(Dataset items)
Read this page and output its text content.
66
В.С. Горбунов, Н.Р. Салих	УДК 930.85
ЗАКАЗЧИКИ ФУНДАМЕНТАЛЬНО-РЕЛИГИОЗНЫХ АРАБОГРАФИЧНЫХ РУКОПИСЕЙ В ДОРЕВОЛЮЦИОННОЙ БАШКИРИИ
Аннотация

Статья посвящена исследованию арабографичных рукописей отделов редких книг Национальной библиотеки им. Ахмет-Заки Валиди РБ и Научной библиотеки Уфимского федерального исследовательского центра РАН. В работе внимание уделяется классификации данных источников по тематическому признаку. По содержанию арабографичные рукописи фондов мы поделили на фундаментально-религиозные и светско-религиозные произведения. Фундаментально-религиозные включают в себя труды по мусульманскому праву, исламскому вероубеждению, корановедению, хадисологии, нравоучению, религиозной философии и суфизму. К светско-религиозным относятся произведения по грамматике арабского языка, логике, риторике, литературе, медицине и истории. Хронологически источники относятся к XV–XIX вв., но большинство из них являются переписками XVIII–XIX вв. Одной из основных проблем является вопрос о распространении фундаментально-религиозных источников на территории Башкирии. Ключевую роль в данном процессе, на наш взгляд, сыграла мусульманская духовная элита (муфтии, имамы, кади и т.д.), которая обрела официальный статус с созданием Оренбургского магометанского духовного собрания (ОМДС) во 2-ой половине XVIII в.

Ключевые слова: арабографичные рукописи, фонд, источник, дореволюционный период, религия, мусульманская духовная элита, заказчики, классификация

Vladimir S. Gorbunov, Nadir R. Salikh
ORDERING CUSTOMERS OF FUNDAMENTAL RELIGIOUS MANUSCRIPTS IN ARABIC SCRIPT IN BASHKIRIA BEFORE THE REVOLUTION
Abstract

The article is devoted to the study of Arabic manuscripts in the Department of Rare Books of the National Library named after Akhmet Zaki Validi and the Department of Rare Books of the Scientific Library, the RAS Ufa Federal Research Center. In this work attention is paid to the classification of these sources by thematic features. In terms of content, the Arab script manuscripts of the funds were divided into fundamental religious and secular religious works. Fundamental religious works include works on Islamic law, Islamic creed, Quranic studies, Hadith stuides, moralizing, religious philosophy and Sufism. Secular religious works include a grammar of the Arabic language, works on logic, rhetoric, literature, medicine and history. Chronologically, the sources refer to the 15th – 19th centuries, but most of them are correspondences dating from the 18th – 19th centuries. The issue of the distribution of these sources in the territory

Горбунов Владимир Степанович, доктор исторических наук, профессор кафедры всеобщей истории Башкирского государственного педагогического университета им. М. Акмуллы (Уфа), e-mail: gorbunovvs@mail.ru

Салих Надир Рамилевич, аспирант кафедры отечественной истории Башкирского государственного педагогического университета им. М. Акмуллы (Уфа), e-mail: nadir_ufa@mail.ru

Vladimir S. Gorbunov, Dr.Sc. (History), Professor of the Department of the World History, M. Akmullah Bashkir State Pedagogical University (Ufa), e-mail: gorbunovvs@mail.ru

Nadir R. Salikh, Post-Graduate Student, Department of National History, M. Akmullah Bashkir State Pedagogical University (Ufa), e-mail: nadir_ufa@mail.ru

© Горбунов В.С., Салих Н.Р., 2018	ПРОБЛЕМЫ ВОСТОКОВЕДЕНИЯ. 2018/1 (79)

**Task directions**
Show every line of the listing in which the string "mail" can be found.

**Result**
Горбунов Владимир Степанович, доктор исторических наук, профессор кафедры всеобщей истории Башкирского государственного педагогического университета им. М. Акмуллы (Уфа), e-mail: gorbunovvs@mail.ru
Салих Надир Рамилевич, аспирант кафедры отечественной истории Башкирского государственного педагогического университета им. М. Акмуллы (Уфа), e-mail: nadir_ufa@mail.ru
Vladimir S. Gorbunov, Dr.Sc. (History), Professor of the Department of the World History, M. Akmullah Bashkir State Pedagogical University (Ufa), e-mail: gorbunovvs@mail.ru
Nadir R. Salikh, Post-Graduate Student, Department of National History, M. Akmullah Bashkir State Pedagogical University (Ufa), e-mail: nadir_ufa@mail.ru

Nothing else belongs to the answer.